# Stated exercise
Read through the data and report every line in which the word "from" occurs.
·····
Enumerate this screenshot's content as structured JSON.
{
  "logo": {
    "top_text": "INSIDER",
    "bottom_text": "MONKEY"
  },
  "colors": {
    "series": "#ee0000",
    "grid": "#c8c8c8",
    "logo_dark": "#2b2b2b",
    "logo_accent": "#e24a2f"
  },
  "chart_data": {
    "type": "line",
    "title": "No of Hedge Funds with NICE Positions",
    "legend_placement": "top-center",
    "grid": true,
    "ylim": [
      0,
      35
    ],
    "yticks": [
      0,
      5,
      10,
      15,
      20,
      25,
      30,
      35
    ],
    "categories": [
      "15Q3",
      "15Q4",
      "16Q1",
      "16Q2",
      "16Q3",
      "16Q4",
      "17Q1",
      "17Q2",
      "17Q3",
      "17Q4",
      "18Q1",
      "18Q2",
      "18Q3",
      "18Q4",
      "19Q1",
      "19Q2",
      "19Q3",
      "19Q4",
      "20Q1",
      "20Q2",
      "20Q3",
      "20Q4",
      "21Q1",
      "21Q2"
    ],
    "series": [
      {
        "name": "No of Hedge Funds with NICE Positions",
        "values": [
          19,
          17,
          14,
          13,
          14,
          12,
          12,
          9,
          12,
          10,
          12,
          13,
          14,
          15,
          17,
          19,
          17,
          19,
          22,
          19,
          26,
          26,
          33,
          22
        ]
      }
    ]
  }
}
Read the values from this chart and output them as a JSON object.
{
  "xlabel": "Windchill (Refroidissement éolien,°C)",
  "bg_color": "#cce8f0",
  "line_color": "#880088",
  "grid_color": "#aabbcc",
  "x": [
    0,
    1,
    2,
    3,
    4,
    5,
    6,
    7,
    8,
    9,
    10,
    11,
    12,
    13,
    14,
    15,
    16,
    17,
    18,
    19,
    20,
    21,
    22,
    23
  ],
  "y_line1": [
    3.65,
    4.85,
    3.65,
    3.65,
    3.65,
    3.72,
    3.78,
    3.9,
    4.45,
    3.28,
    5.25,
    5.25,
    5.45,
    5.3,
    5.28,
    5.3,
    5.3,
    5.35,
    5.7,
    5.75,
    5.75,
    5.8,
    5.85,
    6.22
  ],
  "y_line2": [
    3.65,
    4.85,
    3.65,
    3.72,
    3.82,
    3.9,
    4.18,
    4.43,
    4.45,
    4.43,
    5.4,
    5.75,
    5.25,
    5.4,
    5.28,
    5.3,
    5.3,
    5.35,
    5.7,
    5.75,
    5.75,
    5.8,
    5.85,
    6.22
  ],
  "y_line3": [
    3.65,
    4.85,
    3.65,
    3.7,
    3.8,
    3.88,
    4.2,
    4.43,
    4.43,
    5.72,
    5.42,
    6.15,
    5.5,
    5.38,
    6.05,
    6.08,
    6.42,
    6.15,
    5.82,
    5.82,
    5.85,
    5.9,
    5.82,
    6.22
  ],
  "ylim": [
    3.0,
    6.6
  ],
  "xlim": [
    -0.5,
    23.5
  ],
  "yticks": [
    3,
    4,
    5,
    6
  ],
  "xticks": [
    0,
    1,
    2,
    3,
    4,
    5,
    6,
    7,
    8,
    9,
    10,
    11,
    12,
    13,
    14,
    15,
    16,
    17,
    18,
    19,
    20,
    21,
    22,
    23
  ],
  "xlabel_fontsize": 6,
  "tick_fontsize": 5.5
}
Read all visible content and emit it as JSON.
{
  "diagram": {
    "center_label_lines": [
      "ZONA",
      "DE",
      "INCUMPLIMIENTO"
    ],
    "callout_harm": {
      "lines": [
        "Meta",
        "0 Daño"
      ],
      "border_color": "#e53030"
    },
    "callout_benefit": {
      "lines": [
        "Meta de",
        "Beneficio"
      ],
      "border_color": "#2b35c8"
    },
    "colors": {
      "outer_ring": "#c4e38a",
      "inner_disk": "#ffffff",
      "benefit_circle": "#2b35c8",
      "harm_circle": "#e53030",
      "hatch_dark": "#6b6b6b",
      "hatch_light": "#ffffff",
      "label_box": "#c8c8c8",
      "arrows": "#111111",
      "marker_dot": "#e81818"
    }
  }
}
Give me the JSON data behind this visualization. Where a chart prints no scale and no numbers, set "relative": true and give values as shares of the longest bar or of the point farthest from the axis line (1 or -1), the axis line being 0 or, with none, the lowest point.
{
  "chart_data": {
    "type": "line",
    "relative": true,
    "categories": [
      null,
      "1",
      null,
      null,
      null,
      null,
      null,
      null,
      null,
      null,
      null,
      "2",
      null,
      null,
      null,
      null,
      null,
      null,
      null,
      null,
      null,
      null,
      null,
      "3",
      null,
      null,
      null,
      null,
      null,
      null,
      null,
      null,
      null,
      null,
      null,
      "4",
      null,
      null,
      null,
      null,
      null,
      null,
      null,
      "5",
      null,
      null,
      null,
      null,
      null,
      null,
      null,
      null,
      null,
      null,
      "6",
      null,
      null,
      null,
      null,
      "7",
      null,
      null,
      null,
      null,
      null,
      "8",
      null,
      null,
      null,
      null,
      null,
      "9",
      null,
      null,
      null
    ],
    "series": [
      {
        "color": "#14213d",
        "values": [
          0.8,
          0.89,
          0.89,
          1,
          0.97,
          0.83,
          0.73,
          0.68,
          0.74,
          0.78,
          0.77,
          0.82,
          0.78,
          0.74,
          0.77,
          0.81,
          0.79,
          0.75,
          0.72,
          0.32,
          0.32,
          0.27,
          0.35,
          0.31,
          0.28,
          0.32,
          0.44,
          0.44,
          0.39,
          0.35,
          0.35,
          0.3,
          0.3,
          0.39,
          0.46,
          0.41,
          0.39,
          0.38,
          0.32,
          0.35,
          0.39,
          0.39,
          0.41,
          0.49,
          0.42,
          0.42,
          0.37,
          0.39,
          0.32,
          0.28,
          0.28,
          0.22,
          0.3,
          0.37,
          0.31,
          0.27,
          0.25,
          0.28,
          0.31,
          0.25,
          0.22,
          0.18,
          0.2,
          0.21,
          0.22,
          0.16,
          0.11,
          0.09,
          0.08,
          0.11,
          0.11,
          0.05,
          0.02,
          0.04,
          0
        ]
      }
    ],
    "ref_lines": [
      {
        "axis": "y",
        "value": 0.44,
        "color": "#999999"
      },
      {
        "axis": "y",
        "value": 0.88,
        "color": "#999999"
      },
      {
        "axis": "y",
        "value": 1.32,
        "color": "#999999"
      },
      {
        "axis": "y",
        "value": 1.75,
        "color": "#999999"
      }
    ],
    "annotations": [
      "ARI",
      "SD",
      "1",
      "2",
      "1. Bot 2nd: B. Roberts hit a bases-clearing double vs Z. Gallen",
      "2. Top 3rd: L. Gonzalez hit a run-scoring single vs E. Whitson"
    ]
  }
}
·····
# Solution to this problem
Read the values from this chart and output them as a JSON object.
Give me the JSON data behind this visualization. Where a chart prints no scale and no numbers, set "relative": true and give values as shares of the longest bar or of the point farthest from the axis line (1 or -1), the axis line being 0 or, with none, the lowest point.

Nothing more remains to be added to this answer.